#### Quoted text:

For tests, you also need:

pytest
firecrawl-py

Install Camofox separately

This repository does not install Camofox for you.

A typical source checkout flow looks like:

git clone https://github.com/jo-inc/camofox-browser /opt/hermes-runtime/camofox-browser
cd /opt/hermes-runtime/camofox-browser
npm install

If you are in a rootless Linux runtime, you may also need to stage shared libraries and expose them through LD_LIBRARY_PATH before starting the Camofox server.

Example runtime defaults used by this shim:

Camofox server dir: /opt/hermes-runtime/camofox-browser
Camofox URL: http://127.0.0.1:9377
shim URL: http://127.0.0.1:33879
rootless browser libs: /opt/hermes-runtime/camofox-deps/root/usr/lib/x86_64-linux-gnu

Treat those as examples, not hard requirements. All important paths are configurable by environment variables.

Manual shim startup

Prefer the wrapper so manual runs default to the canonical maintained endpoint:

./start_shim.sh

Equivalent direct launch:

CAMOFOX_FIRECRAWL_SHIM_HOST=127.0.0.1 \
CAMOFOX_FIRECRAWL_SHIM_PORT=33879 \
python3 shim.py

Default listen address:

127.0.0.1:33879

Shim configuration

Core settings:

CAMOFOX_URL — upstream Camofox URL, default http://127.0.0.1:9377
CAMOFOX_ACCESS_KEY — optional upstream Camofox v1.8.0+ global bearer token; when set, the shim sends an Authorization bearer header on Camofox requests
CAMOFOX_API_KEY — optional upstream Camofox per-route bearer token; used as the shim auth token when CAMOFOX_ACCESS_KEY is unset, which is required for Camofox v1.11.2+ routes such as /tabs/:tabId/evaluate. If the shim is launched without this variable in its process environment, it also falls back to HERMES_ENV_PATH or /media/data/volumes/hermes_agent/data/.env.

#### Material provided:
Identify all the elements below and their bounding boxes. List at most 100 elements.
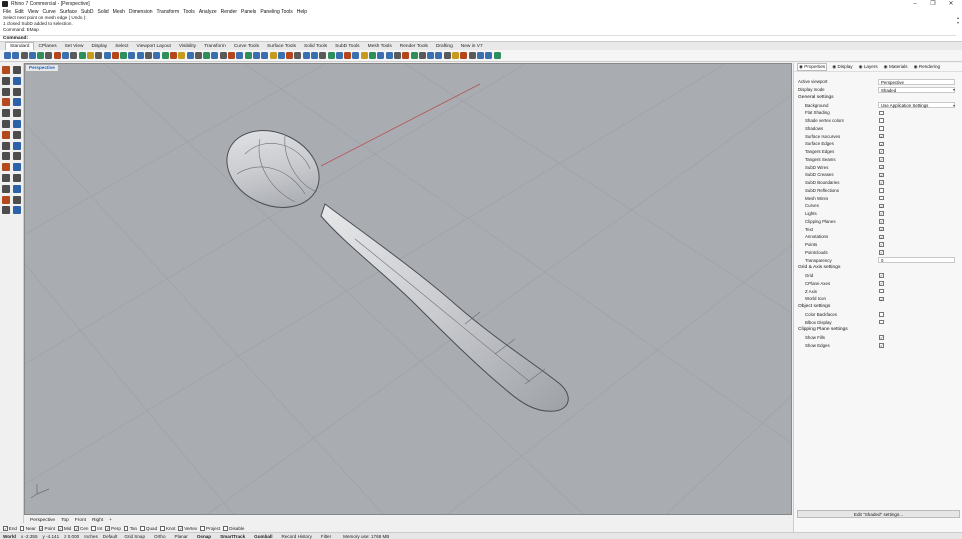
osnap-disable[interactable]: Disable	[223, 526, 244, 531]
toolbar-command-icon[interactable]	[4, 52, 11, 59]
toolbar-command-icon[interactable]	[161, 52, 169, 59]
toolbar-command-icon[interactable]	[335, 52, 343, 59]
side-tool-icon[interactable]	[2, 141, 10, 150]
setting-checkbox-flat-shading[interactable]	[879, 110, 884, 116]
setting-checkbox-color-backfaces[interactable]	[879, 312, 884, 317]
toolbar-tab-surface-tools[interactable]: Surface Tools	[263, 43, 300, 50]
side-tool-icon[interactable]	[13, 98, 21, 107]
setting-checkbox-pointclouds[interactable]: ✓	[879, 250, 884, 255]
osnap-tan[interactable]: Tan	[123, 526, 137, 531]
units-label[interactable]: Inches	[84, 534, 98, 539]
setting-checkbox-shadows[interactable]	[879, 126, 884, 131]
toolbar-tab-render-tools[interactable]: Render Tools	[396, 43, 432, 50]
osnap-cen[interactable]: ✓ Cen	[74, 526, 88, 531]
toolbar-command-icon[interactable]	[460, 52, 468, 59]
side-tool-icon[interactable]	[2, 66, 10, 74]
chevron-down-icon[interactable]: ▾	[953, 103, 955, 108]
viewport-tab-front[interactable]: Front	[72, 518, 89, 523]
toolbar-command-icon[interactable]	[261, 52, 269, 59]
toolbar-command-icon[interactable]	[37, 52, 45, 59]
toolbar-command-icon[interactable]	[62, 52, 70, 59]
menu-item-curve[interactable]: Curve	[42, 9, 55, 15]
setting-checkbox-annotations[interactable]: ✓	[879, 234, 884, 240]
side-tool-icon[interactable]	[13, 76, 21, 85]
toolbar-command-icon[interactable]	[103, 52, 111, 59]
setting-checkbox-tangent-edges[interactable]: ✓	[879, 149, 884, 154]
setting-checkbox-show-edges[interactable]: ✓	[879, 343, 884, 348]
side-tool-icon[interactable]	[2, 184, 10, 193]
setting-checkbox-mesh-wires[interactable]	[879, 195, 884, 201]
menu-item-transform[interactable]: Transform	[157, 9, 180, 15]
toolbar-command-icon[interactable]	[53, 52, 61, 59]
toolbar-command-icon[interactable]	[70, 52, 78, 59]
toolbar-tab-select[interactable]: Select	[111, 43, 132, 50]
toolbar-command-icon[interactable]	[377, 52, 385, 59]
side-tool-icon[interactable]	[2, 163, 10, 172]
toolbar-command-icon[interactable]	[128, 52, 136, 59]
cplane-label[interactable]: World	[3, 534, 16, 539]
menu-item-dimension[interactable]: Dimension	[129, 9, 153, 15]
setting-checkbox-subd-wires[interactable]: ✓	[879, 164, 884, 170]
edit-display-settings-button[interactable]: Edit "Shaded" settings...	[797, 510, 960, 518]
side-tool-icon[interactable]	[2, 152, 10, 161]
menu-item-paneling-tools[interactable]: Paneling Tools	[260, 9, 292, 15]
toolbar-command-icon[interactable]	[327, 52, 335, 59]
osnap-checkbox[interactable]	[123, 526, 129, 531]
toolbar-tab-drafting[interactable]: Drafting	[432, 43, 457, 50]
transparency-field[interactable]: 0	[878, 257, 955, 264]
side-tool-icon[interactable]	[2, 173, 10, 182]
toolbar-tab-mesh-tools[interactable]: Mesh Tools	[364, 43, 396, 50]
setting-checkbox-z-axis[interactable]	[879, 288, 884, 294]
toolbar-command-icon[interactable]	[393, 52, 401, 59]
toolbar-command-icon[interactable]	[111, 52, 119, 59]
toolbar-command-icon[interactable]	[452, 52, 460, 59]
osnap-checkbox[interactable]: ✓	[3, 526, 8, 531]
perspective-viewport[interactable]: Perspective	[24, 63, 792, 515]
toolbar-tab-subd-tools[interactable]: SubD Tools	[331, 43, 363, 50]
toolbar-tab-curve-tools[interactable]: Curve Tools	[230, 43, 263, 50]
setting-checkbox-subd-creases[interactable]: ✓	[879, 172, 884, 178]
command-input[interactable]: Command:	[0, 35, 956, 41]
setting-checkbox-subd-boundaries[interactable]: ✓	[879, 180, 884, 185]
side-tool-icon[interactable]	[2, 109, 10, 118]
background-select[interactable]: Use Application Settings	[878, 102, 955, 109]
osnap-vertex[interactable]: ✓ Vertex	[178, 526, 197, 531]
side-tool-icon[interactable]	[13, 119, 21, 128]
toolbar-command-icon[interactable]	[169, 52, 177, 59]
active-viewport-field[interactable]: Perspective	[878, 78, 955, 85]
viewport-tab-top[interactable]: Top	[58, 518, 72, 523]
side-tool-icon[interactable]	[13, 130, 21, 139]
toolbar-command-icon[interactable]	[78, 52, 86, 59]
toolbar-command-icon[interactable]	[443, 52, 451, 59]
status-pane-grid-snap[interactable]: Grid Snap	[122, 534, 147, 539]
toolbar-tab-standard[interactable]: Standard	[5, 42, 35, 50]
osnap-end[interactable]: ✓ End	[3, 526, 17, 531]
toolbar-command-icon[interactable]	[427, 52, 435, 59]
osnap-checkbox[interactable]	[140, 526, 145, 531]
status-pane-record-history[interactable]: Record History	[280, 534, 314, 539]
side-tool-icon[interactable]	[13, 206, 21, 215]
osnap-checkbox[interactable]	[19, 526, 25, 531]
menu-item-solid[interactable]: Solid	[98, 9, 109, 15]
menu-item-help[interactable]: Help	[297, 9, 307, 15]
menu-item-render[interactable]: Render	[221, 9, 237, 15]
toolbar-command-icon[interactable]	[45, 52, 53, 59]
toolbar-command-icon[interactable]	[302, 52, 310, 59]
osnap-near[interactable]: Near	[19, 526, 36, 531]
side-tool-icon[interactable]	[13, 109, 21, 118]
side-tool-icon[interactable]	[2, 119, 10, 128]
menu-item-mesh[interactable]: Mesh	[113, 9, 125, 15]
status-pane-osnap[interactable]: Osnap	[195, 534, 213, 539]
panel-tab-materials[interactable]: ◉ Materials	[883, 64, 909, 70]
viewport-tab-perspective[interactable]: Perspective	[27, 518, 58, 523]
toolbar-command-icon[interactable]	[352, 52, 360, 59]
side-tool-icon[interactable]	[2, 87, 10, 96]
osnap-checkbox[interactable]	[200, 526, 205, 531]
close-button[interactable]: ✕	[942, 0, 960, 8]
setting-checkbox-shade-vertex-colors[interactable]	[879, 118, 884, 123]
toolbar-command-icon[interactable]	[28, 52, 36, 59]
status-pane-filter[interactable]: Filter	[319, 534, 333, 539]
setting-checkbox-lights[interactable]: ✓	[879, 211, 884, 216]
menu-item-surface[interactable]: Surface	[60, 9, 77, 15]
setting-checkbox-tangent-seams[interactable]: ✓	[879, 157, 884, 162]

#### To be done:
Write out the Camofox shim setup notes above word for word, from "If you are in" up to and including "the Camofox server.".

#### Written solution:
If you are in a rootless Linux runtime, you may also need to stage shared libraries and expose them through LD_LIBRARY_PATH before starting the Camofox server.